— TASK BRIEF —
Transcribe all of the material below word for word and leave out its pictures.

++++

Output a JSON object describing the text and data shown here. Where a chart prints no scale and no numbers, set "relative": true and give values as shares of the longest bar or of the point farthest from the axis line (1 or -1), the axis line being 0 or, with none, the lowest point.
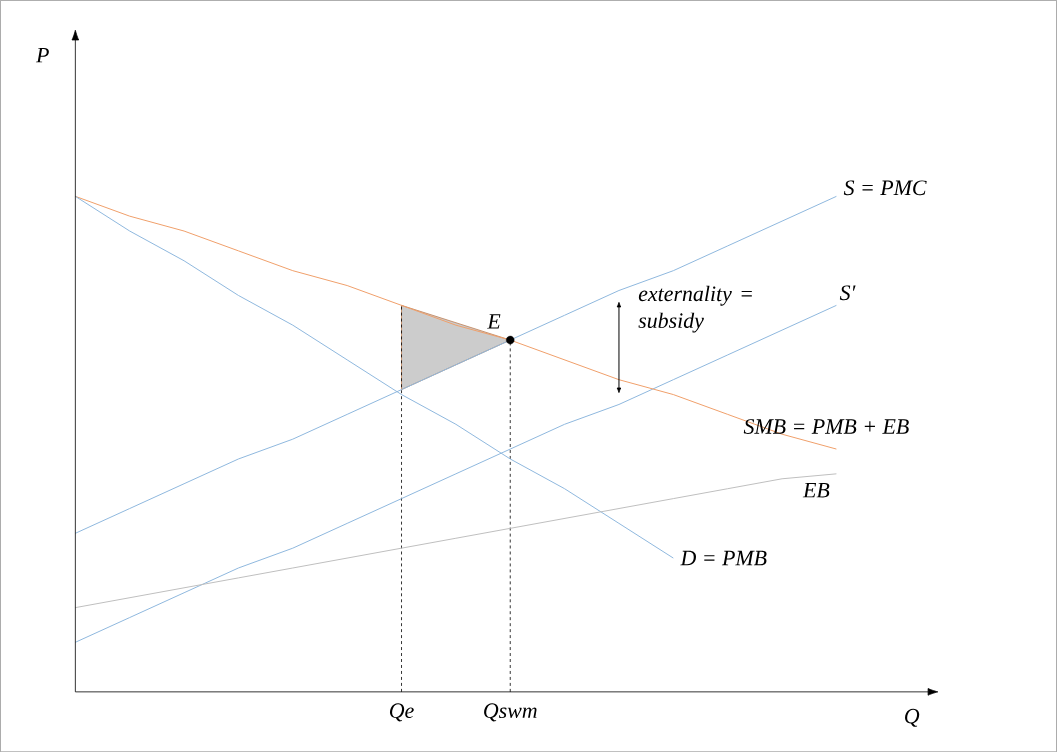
{
  "chart_data": {
    "type": "line",
    "relative": true,
    "xlabel": "Q",
    "categories": [
      null,
      null,
      null,
      null,
      null,
      null,
      "Qe",
      null,
      "Qswm",
      null,
      null,
      null,
      null,
      null,
      null
    ],
    "series": [
      {
        "name": "S = PMC",
        "color": "#8fb8de",
        "values": [
          0.32,
          0.37,
          0.42,
          0.47,
          0.51,
          0.56,
          0.61,
          0.66,
          0.71,
          0.76,
          0.81,
          0.85,
          0.9,
          0.95,
          1.0
        ]
      },
      {
        "name": "S′",
        "color": "#8fb8de",
        "values": [
          0.1,
          0.15,
          0.2,
          0.25,
          0.29,
          0.34,
          0.39,
          0.44,
          0.49,
          0.54,
          0.58,
          0.63,
          0.68,
          0.73,
          0.78
        ]
      },
      {
        "name": "SMB = PMB + EB",
        "color": "#f0a06a",
        "values": [
          1.0,
          0.96,
          0.93,
          0.89,
          0.85,
          0.82,
          0.78,
          0.74,
          0.71,
          0.67,
          0.63,
          0.6,
          0.56,
          0.52,
          0.49
        ]
      },
      {
        "name": "D = PMB",
        "color": "#8fb8de",
        "values": [
          1.0,
          0.93,
          0.87,
          0.8,
          0.74,
          0.67,
          0.6,
          0.54,
          0.47,
          0.41,
          0.34,
          0.27,
          null,
          null,
          null
        ]
      },
      {
        "name": "EB",
        "color": "#bfbfbf",
        "values": [
          0.17,
          0.19,
          0.21,
          0.23,
          0.25,
          0.27,
          0.29,
          0.31,
          0.33,
          0.35,
          0.37,
          0.39,
          0.41,
          0.43,
          0.44
        ]
      },
      {
        "type": "scatter",
        "color": "#000000",
        "x": [
          "Qswm"
        ],
        "values": [
          0.71
        ]
      }
    ],
    "annotations": [
      {
        "text": "E",
        "x": "Qswm",
        "y": 0.71
      },
      "externality = subsidy",
      "P"
    ]
  }
}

++++

— EXPECTED ANSWER —
Output a JSON object describing the text and data shown here. Where a chart prints no scale and no numbers, set "relative": true and give values as shares of the longest bar or of the point farthest from the axis line (1 or -1), the axis line being 0 or, with none, the lowest point.
{
  "chart_data": {
    "type": "line",
    "relative": true,
    "xlabel": "Q",
    "categories": [
      null,
      null,
      null,
      null,
      null,
      null,
      "Qe",
      null,
      "Qswm",
      null,
      null,
      null,
      null,
      null,
      null
    ],
    "series": [
      {
        "name": "S = PMC",
        "color": "#8fb8de",
        "values": [
          0.32,
          0.37,
          0.42,
          0.47,
          0.51,
          0.56,
          0.61,
          0.66,
          0.71,
          0.76,
          0.81,
          0.85,
          0.9,
          0.95,
          1.0
        ]
      },
      {
        "name": "S′",
        "color": "#8fb8de",
        "values": [
          0.1,
          0.15,
          0.2,
          0.25,
          0.29,
          0.34,
          0.39,
          0.44,
          0.49,
          0.54,
          0.58,
          0.63,
          0.68,
          0.73,
          0.78
        ]
      },
      {
        "name": "SMB = PMB + EB",
        "color": "#f0a06a",
        "values": [
          1.0,
          0.96,
          0.93,
          0.89,
          0.85,
          0.82,
          0.78,
          0.74,
          0.71,
          0.67,
          0.63,
          0.6,
          0.56,
          0.52,
          0.49
        ]
      },
      {
        "name": "D = PMB",
        "color": "#8fb8de",
        "values": [
          1.0,
          0.93,
          0.87,
          0.8,
          0.74,
          0.67,
          0.6,
          0.54,
          0.47,
          0.41,
          0.34,
          0.27,
          null,
          null,
          null
        ]
      },
      {
        "name": "EB",
        "color": "#bfbfbf",
        "values": [
          0.17,
          0.19,
          0.21,
          0.23,
          0.25,
          0.27,
          0.29,
          0.31,
          0.33,
          0.35,
          0.37,
          0.39,
          0.41,
          0.43,
          0.44
        ]
      },
      {
        "type": "scatter",
        "color": "#000000",
        "x": [
          "Qswm"
        ],
        "values": [
          0.71
        ]
      }
    ],
    "annotations": [
      {
        "text": "E",
        "x": "Qswm",
        "y": 0.71
      },
      "externality = subsidy",
      "P"
    ]
  }
}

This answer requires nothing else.